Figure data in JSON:
:::

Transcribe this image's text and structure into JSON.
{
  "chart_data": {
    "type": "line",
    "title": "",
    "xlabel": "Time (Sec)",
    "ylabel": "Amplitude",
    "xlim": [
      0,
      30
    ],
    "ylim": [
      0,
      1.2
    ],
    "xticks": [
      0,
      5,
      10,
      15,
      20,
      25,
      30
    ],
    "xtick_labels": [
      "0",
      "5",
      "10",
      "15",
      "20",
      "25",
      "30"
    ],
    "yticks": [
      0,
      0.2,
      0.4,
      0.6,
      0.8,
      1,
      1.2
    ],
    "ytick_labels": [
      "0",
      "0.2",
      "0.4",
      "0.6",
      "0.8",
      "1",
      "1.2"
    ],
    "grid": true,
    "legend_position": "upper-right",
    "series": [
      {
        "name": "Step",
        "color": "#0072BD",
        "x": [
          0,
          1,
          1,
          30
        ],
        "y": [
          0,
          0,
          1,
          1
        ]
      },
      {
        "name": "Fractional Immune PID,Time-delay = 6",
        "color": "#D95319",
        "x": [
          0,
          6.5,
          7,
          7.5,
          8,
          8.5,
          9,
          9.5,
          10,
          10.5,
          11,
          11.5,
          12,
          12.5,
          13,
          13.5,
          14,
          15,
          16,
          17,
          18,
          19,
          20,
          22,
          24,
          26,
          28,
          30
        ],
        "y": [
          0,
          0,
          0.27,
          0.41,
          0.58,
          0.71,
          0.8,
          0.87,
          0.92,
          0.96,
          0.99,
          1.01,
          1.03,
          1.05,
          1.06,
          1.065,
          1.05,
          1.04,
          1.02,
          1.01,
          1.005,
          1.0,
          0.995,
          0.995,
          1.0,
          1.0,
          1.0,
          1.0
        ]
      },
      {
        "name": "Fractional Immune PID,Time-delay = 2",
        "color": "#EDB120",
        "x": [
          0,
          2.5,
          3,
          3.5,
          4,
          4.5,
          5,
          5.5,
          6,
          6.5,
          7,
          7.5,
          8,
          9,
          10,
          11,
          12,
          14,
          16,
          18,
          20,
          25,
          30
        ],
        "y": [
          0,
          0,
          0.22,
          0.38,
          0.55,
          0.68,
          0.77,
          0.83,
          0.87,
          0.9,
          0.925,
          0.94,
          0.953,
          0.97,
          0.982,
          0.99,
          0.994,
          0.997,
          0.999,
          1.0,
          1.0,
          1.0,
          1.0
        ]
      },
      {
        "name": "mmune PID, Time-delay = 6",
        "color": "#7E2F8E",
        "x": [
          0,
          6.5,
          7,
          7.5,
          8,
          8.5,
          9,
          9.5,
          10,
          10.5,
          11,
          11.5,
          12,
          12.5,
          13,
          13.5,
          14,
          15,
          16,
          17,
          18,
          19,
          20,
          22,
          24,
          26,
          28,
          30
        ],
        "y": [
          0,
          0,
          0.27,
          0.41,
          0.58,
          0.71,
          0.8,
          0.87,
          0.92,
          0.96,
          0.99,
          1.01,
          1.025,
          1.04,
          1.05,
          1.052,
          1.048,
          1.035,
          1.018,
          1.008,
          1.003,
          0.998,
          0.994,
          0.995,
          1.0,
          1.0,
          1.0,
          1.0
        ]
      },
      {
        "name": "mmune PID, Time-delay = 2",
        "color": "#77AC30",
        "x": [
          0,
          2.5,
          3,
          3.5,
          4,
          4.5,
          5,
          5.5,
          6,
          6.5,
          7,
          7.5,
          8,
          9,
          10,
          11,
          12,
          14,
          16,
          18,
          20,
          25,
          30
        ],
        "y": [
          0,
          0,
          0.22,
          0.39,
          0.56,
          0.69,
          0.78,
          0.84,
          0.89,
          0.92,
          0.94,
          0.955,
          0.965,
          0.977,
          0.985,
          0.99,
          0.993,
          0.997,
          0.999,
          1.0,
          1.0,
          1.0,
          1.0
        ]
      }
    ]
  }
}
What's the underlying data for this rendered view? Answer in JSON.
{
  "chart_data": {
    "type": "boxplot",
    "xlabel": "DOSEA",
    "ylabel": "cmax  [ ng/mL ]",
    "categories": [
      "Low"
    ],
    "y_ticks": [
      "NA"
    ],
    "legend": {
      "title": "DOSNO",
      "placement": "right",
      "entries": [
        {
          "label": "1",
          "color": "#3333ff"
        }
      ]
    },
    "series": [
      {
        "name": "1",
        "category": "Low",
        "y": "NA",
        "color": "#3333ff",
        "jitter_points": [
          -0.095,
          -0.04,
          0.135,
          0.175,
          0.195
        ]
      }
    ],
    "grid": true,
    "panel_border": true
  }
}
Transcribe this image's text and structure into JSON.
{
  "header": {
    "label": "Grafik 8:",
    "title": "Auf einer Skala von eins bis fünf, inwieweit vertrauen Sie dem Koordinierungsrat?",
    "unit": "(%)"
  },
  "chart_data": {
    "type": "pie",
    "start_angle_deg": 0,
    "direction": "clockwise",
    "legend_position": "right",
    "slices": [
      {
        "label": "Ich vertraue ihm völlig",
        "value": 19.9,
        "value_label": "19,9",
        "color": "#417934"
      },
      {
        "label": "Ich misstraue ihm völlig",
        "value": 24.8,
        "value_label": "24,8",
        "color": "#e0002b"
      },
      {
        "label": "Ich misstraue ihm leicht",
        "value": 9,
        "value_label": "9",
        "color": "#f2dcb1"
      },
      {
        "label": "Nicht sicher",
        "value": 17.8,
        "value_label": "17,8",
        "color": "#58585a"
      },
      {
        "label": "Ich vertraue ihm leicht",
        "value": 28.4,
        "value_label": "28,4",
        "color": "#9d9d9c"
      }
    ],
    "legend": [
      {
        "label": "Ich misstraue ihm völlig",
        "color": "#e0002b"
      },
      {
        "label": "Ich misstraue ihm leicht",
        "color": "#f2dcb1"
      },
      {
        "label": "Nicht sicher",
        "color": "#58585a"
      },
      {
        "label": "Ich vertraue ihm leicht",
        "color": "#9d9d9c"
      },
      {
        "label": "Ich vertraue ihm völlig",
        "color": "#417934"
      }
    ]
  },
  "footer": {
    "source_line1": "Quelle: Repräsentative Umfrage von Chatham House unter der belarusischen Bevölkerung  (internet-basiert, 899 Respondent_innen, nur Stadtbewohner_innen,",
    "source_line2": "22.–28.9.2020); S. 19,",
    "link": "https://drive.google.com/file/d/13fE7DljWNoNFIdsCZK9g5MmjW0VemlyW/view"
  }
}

:::

▸ **WHAT YOU SHOULD DO**
Every record above should be output exactly.

▸ **EXERCISE RESPONSE**
Transcribe this image's text and structure into JSON.
{
  "chart_data": {
    "type": "line",
    "title": "",
    "xlabel": "Time (Sec)",
    "ylabel": "Amplitude",
    "xlim": [
      0,
      30
    ],
    "ylim": [
      0,
      1.2
    ],
    "xticks": [
      0,
      5,
      10,
      15,
      20,
      25,
      30
    ],
    "xtick_labels": [
      "0",
      "5",
      "10",
      "15",
      "20",
      "25",
      "30"
    ],
    "yticks": [
      0,
      0.2,
      0.4,
      0.6,
      0.8,
      1,
      1.2
    ],
    "ytick_labels": [
      "0",
      "0.2",
      "0.4",
      "0.6",
      "0.8",
      "1",
      "1.2"
    ],
    "grid": true,
    "legend_position": "upper-right",
    "series": [
      {
        "name": "Step",
        "color": "#0072BD",
        "x": [
          0,
          1,
          1,
          30
        ],
        "y": [
          0,
          0,
          1,
          1
        ]
      },
      {
        "name": "Fractional Immune PID,Time-delay = 6",
        "color": "#D95319",
        "x": [
          0,
          6.5,
          7,
          7.5,
          8,
          8.5,
          9,
          9.5,
          10,
          10.5,
          11,
          11.5,
          12,
          12.5,
          13,
          13.5,
          14,
          15,
          16,
          17,
          18,
          19,
          20,
          22,
          24,
          26,
          28,
          30
        ],
        "y": [
          0,
          0,
          0.27,
          0.41,
          0.58,
          0.71,
          0.8,
          0.87,
          0.92,
          0.96,
          0.99,
          1.01,
          1.03,
          1.05,
          1.06,
          1.065,
          1.05,
          1.04,
          1.02,
          1.01,
          1.005,
          1.0,
          0.995,
          0.995,
          1.0,
          1.0,
          1.0,
          1.0
        ]
      },
      {
        "name": "Fractional Immune PID,Time-delay = 2",
        "color": "#EDB120",
        "x": [
          0,
          2.5,
          3,
          3.5,
          4,
          4.5,
          5,
          5.5,
          6,
          6.5,
          7,
          7.5,
          8,
          9,
          10,
          11,
          12,
          14,
          16,
          18,
          20,
          25,
          30
        ],
        "y": [
          0,
          0,
          0.22,
          0.38,
          0.55,
          0.68,
          0.77,
          0.83,
          0.87,
          0.9,
          0.925,
          0.94,
          0.953,
          0.97,
          0.982,
          0.99,
          0.994,
          0.997,
          0.999,
          1.0,
          1.0,
          1.0,
          1.0
        ]
      },
      {
        "name": "mmune PID, Time-delay = 6",
        "color": "#7E2F8E",
        "x": [
          0,
          6.5,
          7,
          7.5,
          8,
          8.5,
          9,
          9.5,
          10,
          10.5,
          11,
          11.5,
          12,
          12.5,
          13,
          13.5,
          14,
          15,
          16,
          17,
          18,
          19,
          20,
          22,
          24,
          26,
          28,
          30
        ],
        "y": [
          0,
          0,
          0.27,
          0.41,
          0.58,
          0.71,
          0.8,
          0.87,
          0.92,
          0.96,
          0.99,
          1.01,
          1.025,
          1.04,
          1.05,
          1.052,
          1.048,
          1.035,
          1.018,
          1.008,
          1.003,
          0.998,
          0.994,
          0.995,
          1.0,
          1.0,
          1.0,
          1.0
        ]
      },
      {
        "name": "mmune PID, Time-delay = 2",
        "color": "#77AC30",
        "x": [
          0,
          2.5,
          3,
          3.5,
          4,
          4.5,
          5,
          5.5,
          6,
          6.5,
          7,
          7.5,
          8,
          9,
          10,
          11,
          12,
          14,
          16,
          18,
          20,
          25,
          30
        ],
        "y": [
          0,
          0,
          0.22,
          0.39,
          0.56,
          0.69,
          0.78,
          0.84,
          0.89,
          0.92,
          0.94,
          0.955,
          0.965,
          0.977,
          0.985,
          0.99,
          0.993,
          0.997,
          0.999,
          1.0,
          1.0,
          1.0,
          1.0
        ]
      }
    ]
  }
}
What's the underlying data for this rendered view? Answer in JSON.
{
  "chart_data": {
    "type": "boxplot",
    "xlabel": "DOSEA",
    "ylabel": "cmax  [ ng/mL ]",
    "categories": [
      "Low"
    ],
    "y_ticks": [
      "NA"
    ],
    "legend": {
      "title": "DOSNO",
      "placement": "right",
      "entries": [
        {
          "label": "1",
          "color": "#3333ff"
        }
      ]
    },
    "series": [
      {
        "name": "1",
        "category": "Low",
        "y": "NA",
        "color": "#3333ff",
        "jitter_points": [
          -0.095,
          -0.04,
          0.135,
          0.175,
          0.195
        ]
      }
    ],
    "grid": true,
    "panel_border": true
  }
}
Transcribe this image's text and structure into JSON.
{
  "header": {
    "label": "Grafik 8:",
    "title": "Auf einer Skala von eins bis fünf, inwieweit vertrauen Sie dem Koordinierungsrat?",
    "unit": "(%)"
  },
  "chart_data": {
    "type": "pie",
    "start_angle_deg": 0,
    "direction": "clockwise",
    "legend_position": "right",
    "slices": [
      {
        "label": "Ich vertraue ihm völlig",
        "value": 19.9,
        "value_label": "19,9",
        "color": "#417934"
      },
      {
        "label": "Ich misstraue ihm völlig",
        "value": 24.8,
        "value_label": "24,8",
        "color": "#e0002b"
      },
      {
        "label": "Ich misstraue ihm leicht",
        "value": 9,
        "value_label": "9",
        "color": "#f2dcb1"
      },
      {
        "label": "Nicht sicher",
        "value": 17.8,
        "value_label": "17,8",
        "color": "#58585a"
      },
      {
        "label": "Ich vertraue ihm leicht",
        "value": 28.4,
        "value_label": "28,4",
        "color": "#9d9d9c"
      }
    ],
    "legend": [
      {
        "label": "Ich misstraue ihm völlig",
        "color": "#e0002b"
      },
      {
        "label": "Ich misstraue ihm leicht",
        "color": "#f2dcb1"
      },
      {
        "label": "Nicht sicher",
        "color": "#58585a"
      },
      {
        "label": "Ich vertraue ihm leicht",
        "color": "#9d9d9c"
      },
      {
        "label": "Ich vertraue ihm völlig",
        "color": "#417934"
      }
    ]
  },
  "footer": {
    "source_line1": "Quelle: Repräsentative Umfrage von Chatham House unter der belarusischen Bevölkerung  (internet-basiert, 899 Respondent_innen, nur Stadtbewohner_innen,",
    "source_line2": "22.–28.9.2020); S. 19,",
    "link": "https://drive.google.com/file/d/13fE7DljWNoNFIdsCZK9g5MmjW0VemlyW/view"
  }
}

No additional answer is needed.